THE EXERCISE
Repeat exactly the lines below, from the line containing "Read out every word on this page." through the last line, both included. Leave out any pictures.

DATA SECTION
################
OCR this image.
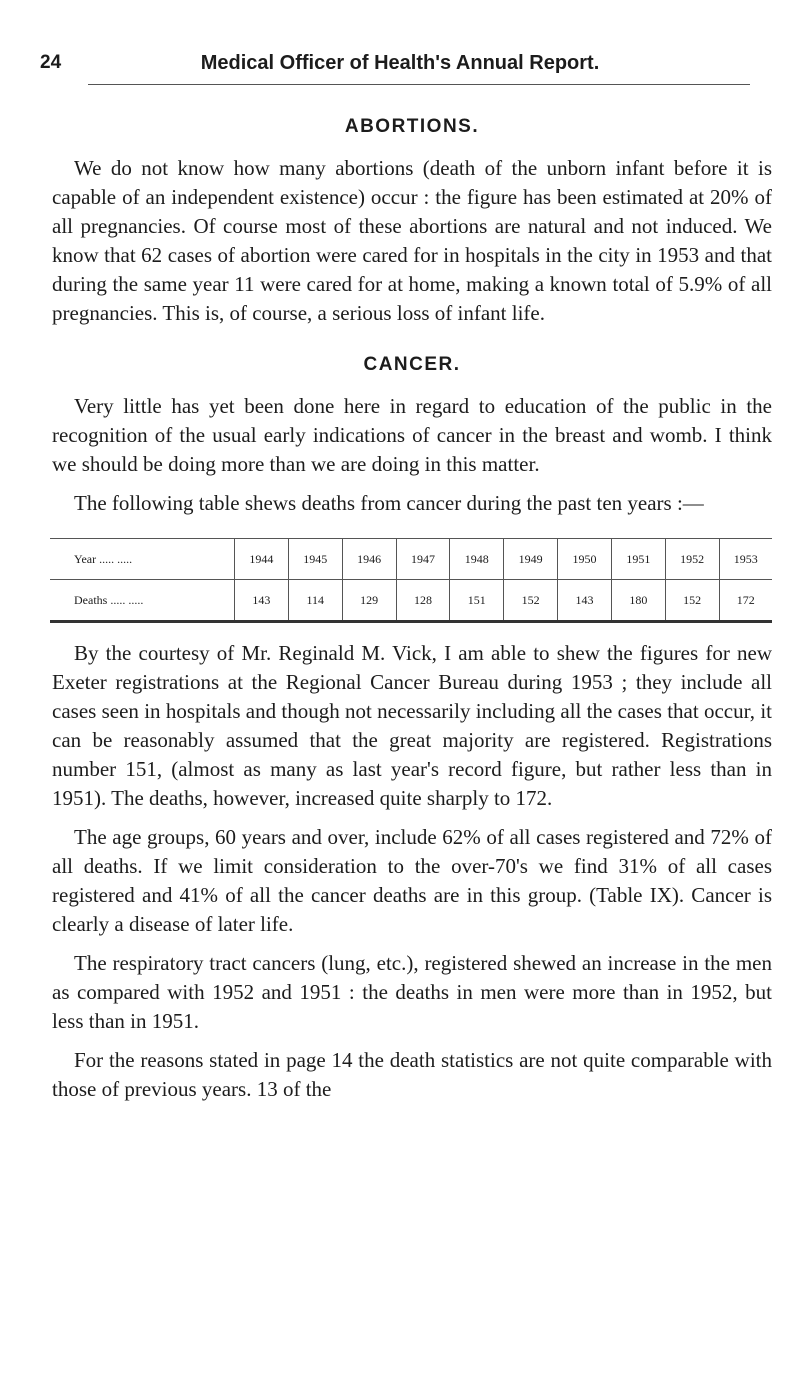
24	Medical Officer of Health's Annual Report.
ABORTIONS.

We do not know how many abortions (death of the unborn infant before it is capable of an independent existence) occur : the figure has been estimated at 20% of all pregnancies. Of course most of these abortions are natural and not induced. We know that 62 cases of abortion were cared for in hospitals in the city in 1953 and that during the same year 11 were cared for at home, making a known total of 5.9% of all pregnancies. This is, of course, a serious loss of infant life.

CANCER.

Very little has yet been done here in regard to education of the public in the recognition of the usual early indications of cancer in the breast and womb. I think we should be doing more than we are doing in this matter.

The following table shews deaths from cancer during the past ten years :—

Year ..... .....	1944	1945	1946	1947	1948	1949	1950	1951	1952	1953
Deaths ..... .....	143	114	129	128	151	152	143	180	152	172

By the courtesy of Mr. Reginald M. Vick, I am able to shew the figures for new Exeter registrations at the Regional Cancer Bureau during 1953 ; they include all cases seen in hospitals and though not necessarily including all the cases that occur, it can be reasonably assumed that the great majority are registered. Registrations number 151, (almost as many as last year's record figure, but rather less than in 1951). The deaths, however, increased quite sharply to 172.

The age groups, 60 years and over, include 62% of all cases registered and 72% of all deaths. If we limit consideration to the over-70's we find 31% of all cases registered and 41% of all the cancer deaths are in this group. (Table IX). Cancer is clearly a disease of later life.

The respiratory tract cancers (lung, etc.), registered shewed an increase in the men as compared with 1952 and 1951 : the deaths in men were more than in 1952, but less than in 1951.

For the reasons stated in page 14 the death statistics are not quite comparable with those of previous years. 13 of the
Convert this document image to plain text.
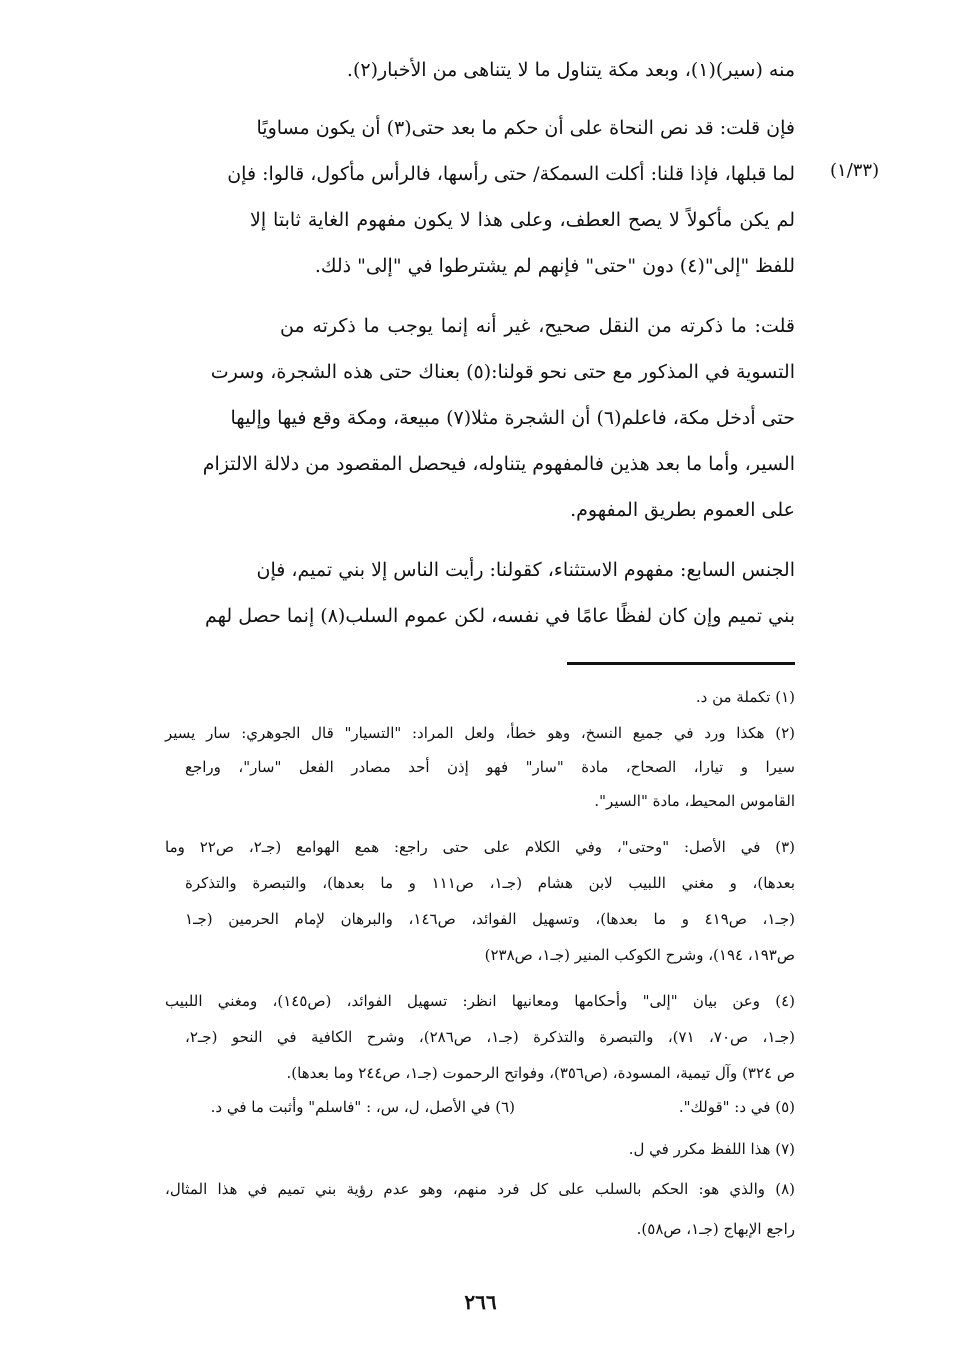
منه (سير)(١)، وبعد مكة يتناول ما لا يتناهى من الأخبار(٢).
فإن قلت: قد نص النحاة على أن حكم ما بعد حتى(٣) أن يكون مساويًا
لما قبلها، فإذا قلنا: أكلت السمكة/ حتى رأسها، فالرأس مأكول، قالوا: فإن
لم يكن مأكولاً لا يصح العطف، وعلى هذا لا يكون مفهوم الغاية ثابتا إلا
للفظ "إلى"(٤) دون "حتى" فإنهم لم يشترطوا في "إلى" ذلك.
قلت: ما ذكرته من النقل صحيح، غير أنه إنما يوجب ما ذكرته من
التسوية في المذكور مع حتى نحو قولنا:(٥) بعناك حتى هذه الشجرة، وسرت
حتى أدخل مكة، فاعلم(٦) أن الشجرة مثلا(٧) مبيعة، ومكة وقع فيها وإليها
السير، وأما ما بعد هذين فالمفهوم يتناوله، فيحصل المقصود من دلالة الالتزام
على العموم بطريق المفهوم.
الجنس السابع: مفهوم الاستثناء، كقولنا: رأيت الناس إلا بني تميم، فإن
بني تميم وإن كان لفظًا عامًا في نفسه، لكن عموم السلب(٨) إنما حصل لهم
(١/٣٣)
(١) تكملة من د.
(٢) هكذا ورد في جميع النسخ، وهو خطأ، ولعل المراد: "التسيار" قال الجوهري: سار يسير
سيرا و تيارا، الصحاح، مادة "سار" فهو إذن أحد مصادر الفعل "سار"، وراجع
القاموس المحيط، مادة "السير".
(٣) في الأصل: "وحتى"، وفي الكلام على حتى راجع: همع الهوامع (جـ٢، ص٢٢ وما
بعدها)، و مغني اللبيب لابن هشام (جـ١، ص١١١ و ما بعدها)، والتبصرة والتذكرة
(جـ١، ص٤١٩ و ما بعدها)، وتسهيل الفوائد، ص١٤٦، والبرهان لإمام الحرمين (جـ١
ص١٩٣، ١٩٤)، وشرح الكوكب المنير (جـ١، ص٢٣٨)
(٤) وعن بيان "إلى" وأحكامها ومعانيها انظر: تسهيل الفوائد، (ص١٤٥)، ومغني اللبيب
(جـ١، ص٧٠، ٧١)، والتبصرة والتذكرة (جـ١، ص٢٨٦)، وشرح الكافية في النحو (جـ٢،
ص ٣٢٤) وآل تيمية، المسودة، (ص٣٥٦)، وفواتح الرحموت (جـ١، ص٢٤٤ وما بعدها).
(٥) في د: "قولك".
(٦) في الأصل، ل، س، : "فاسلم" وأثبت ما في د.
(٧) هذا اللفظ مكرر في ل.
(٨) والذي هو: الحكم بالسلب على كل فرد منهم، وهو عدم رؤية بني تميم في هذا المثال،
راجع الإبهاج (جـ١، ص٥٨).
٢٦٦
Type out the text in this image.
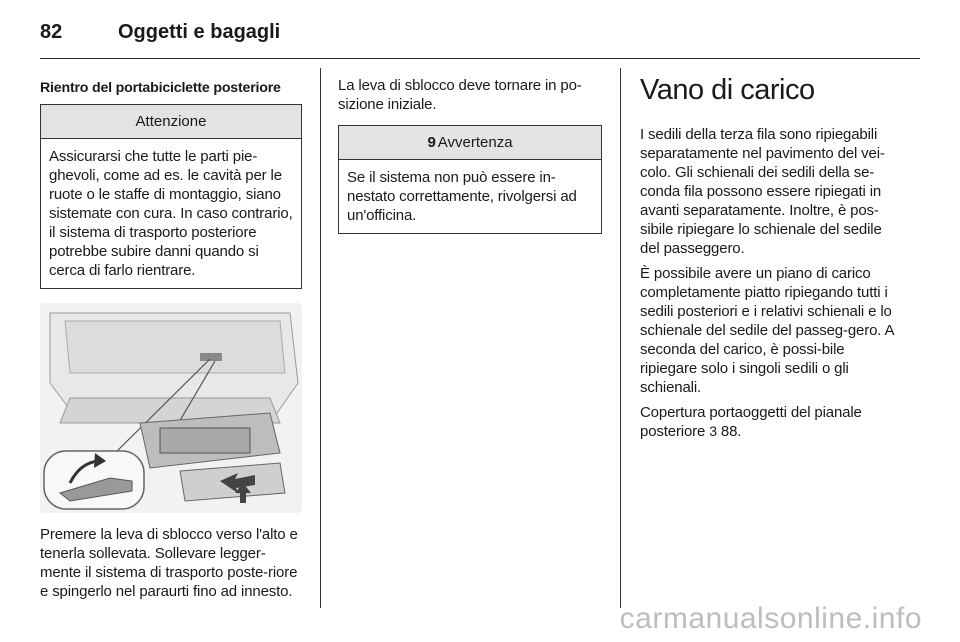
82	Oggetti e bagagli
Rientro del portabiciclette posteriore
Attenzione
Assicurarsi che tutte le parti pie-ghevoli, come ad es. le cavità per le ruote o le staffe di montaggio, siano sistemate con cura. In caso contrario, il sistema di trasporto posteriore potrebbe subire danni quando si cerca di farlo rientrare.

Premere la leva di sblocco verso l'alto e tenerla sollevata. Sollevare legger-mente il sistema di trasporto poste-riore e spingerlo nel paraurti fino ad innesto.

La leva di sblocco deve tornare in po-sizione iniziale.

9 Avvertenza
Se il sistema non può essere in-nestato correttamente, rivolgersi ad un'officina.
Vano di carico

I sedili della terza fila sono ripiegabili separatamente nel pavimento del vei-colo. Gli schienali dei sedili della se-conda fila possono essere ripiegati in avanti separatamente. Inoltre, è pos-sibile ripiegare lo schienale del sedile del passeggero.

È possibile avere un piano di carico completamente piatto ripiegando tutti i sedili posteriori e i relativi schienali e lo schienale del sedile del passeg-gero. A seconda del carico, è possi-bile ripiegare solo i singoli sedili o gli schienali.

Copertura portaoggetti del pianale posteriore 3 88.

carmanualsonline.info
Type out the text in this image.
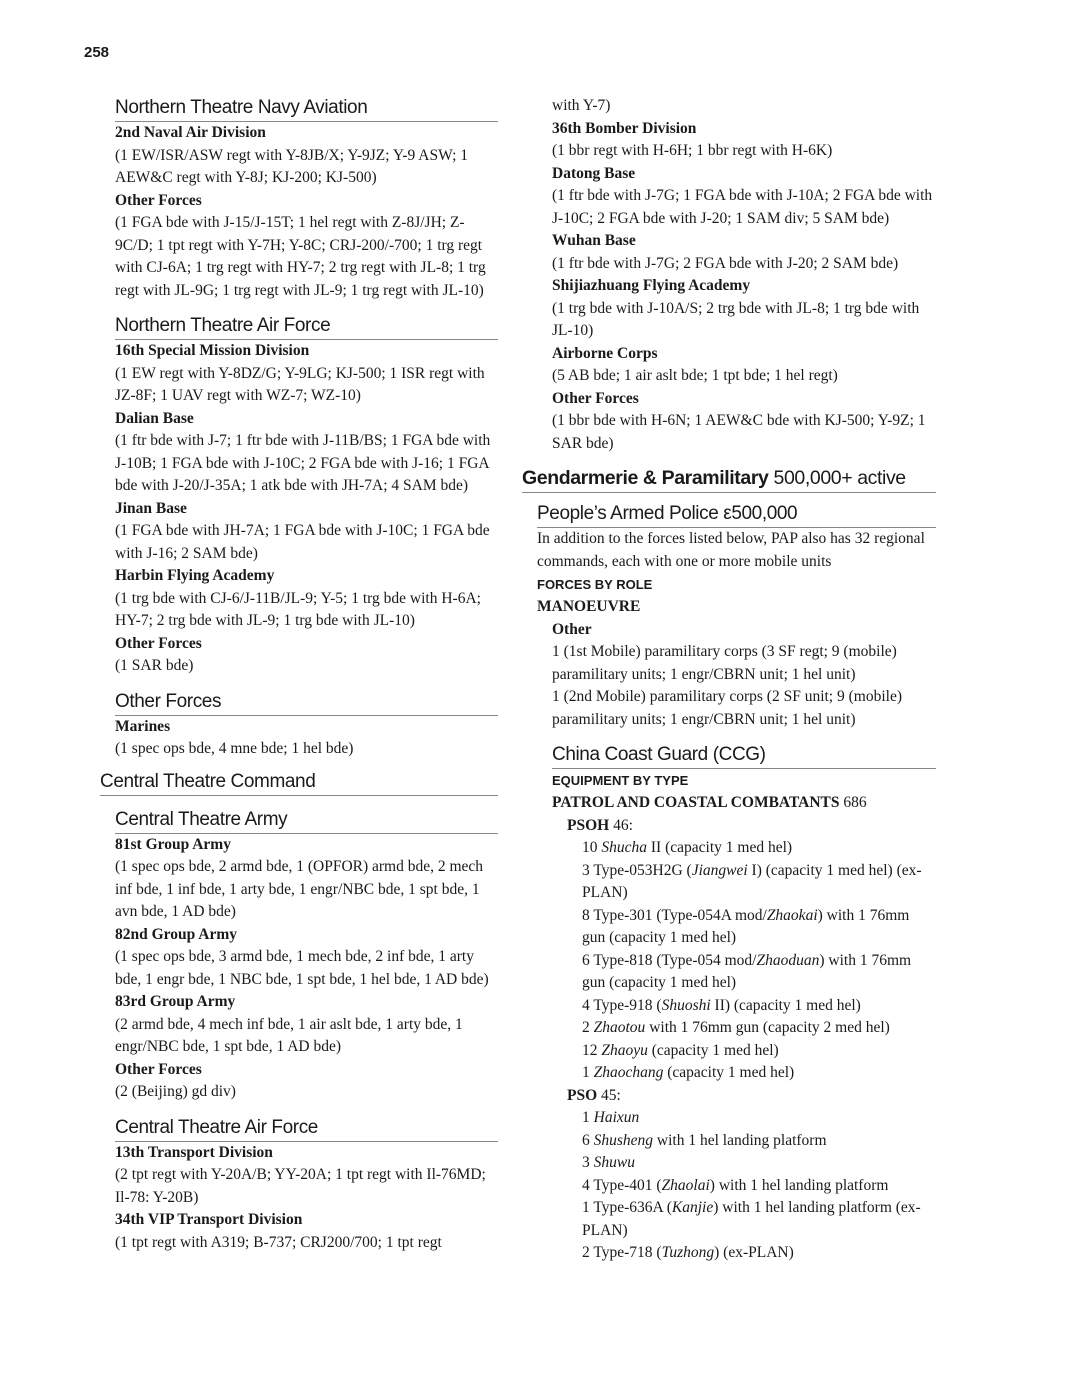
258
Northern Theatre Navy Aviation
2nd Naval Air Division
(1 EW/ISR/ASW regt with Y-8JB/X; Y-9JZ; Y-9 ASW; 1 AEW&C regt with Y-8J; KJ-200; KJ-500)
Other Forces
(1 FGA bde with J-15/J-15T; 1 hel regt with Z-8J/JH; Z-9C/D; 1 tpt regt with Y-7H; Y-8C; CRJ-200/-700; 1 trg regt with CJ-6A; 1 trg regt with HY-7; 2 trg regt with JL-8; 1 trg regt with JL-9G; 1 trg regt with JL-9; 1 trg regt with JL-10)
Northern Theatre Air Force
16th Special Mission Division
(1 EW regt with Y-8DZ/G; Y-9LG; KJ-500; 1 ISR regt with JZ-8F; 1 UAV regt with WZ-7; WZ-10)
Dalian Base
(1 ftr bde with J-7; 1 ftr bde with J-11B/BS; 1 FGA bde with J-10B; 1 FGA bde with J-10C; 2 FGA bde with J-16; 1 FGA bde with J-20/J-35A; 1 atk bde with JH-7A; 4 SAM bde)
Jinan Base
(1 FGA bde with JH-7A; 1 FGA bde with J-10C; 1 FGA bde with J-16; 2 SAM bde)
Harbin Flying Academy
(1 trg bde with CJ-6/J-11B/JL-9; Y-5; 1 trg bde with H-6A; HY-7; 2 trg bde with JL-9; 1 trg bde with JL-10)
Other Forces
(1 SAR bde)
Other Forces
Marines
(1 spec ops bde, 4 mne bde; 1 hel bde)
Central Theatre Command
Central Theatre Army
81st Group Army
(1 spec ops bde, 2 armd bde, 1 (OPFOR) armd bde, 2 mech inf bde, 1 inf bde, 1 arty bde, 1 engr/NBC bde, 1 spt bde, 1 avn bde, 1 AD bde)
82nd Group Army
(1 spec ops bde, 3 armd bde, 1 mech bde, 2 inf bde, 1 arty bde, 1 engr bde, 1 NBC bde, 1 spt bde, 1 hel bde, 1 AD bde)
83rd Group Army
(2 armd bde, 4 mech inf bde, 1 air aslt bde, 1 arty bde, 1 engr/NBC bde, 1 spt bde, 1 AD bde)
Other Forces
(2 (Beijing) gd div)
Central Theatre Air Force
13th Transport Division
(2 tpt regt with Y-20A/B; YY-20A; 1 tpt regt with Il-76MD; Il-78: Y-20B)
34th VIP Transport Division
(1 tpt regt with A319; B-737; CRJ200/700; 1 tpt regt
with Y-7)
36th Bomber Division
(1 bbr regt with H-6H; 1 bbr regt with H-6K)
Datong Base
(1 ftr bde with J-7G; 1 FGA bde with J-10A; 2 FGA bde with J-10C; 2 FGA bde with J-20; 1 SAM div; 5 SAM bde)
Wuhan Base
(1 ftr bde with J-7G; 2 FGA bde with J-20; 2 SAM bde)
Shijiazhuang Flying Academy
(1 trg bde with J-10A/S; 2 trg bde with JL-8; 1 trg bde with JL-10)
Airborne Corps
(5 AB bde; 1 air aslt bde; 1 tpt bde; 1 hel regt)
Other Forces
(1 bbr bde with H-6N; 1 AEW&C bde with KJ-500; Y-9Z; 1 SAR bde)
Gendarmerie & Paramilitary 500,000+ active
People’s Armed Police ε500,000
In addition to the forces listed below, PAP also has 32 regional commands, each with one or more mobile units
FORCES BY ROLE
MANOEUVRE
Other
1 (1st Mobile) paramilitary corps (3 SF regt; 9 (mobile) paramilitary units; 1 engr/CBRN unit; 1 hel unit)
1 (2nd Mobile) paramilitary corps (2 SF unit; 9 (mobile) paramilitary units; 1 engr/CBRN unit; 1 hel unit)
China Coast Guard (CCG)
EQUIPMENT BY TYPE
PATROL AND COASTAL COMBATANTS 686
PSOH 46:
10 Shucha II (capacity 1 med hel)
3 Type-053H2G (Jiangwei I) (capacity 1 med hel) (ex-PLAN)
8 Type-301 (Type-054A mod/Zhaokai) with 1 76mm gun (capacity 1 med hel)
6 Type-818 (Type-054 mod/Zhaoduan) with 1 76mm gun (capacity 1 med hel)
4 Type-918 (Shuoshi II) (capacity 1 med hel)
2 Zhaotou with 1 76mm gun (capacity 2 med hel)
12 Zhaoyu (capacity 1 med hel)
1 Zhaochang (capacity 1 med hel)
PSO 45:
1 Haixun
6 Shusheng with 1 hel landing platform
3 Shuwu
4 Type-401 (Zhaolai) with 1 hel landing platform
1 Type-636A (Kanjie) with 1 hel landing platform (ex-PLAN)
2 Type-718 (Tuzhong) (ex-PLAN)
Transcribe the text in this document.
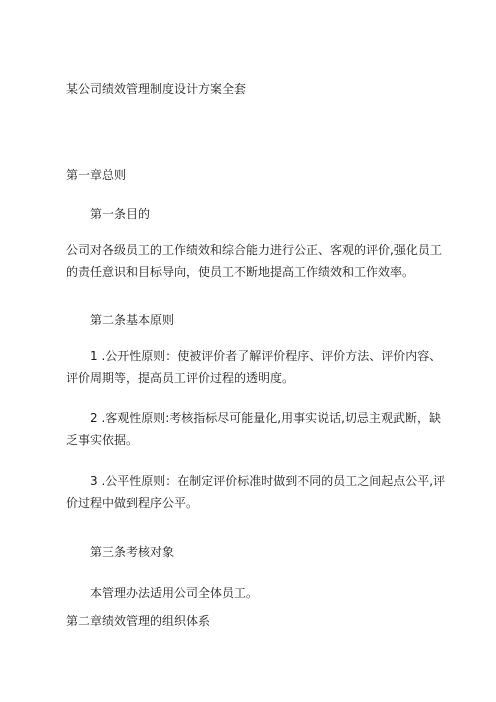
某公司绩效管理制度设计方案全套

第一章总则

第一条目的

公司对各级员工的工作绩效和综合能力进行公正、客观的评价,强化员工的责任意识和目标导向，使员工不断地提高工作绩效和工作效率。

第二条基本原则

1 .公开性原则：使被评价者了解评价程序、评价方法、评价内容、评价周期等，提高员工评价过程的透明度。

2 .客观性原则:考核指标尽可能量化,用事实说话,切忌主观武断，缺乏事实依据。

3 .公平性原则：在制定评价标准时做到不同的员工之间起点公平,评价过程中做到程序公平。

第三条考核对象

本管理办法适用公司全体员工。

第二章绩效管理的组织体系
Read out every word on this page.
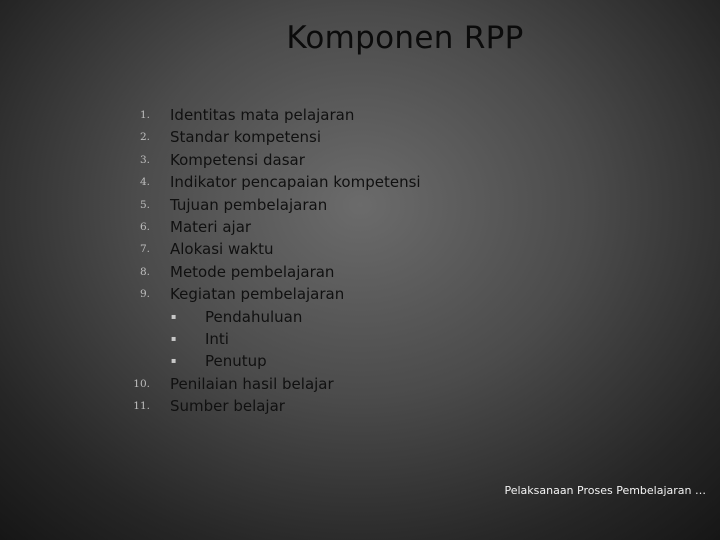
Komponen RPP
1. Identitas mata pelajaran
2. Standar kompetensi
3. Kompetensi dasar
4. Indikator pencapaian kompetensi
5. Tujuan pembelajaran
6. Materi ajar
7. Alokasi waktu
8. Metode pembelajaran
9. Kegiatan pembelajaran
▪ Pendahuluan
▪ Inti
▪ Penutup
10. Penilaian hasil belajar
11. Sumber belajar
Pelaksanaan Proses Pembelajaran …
################
RESPONSE FOR THIS EXERCISE
Read out every word on this page.
Komponen RPP
1. Identitas mata pelajaran
2. Standar kompetensi
3. Kompetensi dasar
4. Indikator pencapaian kompetensi
5. Tujuan pembelajaran
6. Materi ajar
7. Alokasi waktu
8. Metode pembelajaran
9. Kegiatan pembelajaran
▪ Pendahuluan
▪ Inti
▪ Penutup
10. Penilaian hasil belajar
11. Sumber belajar
Pelaksanaan Proses Pembelajaran …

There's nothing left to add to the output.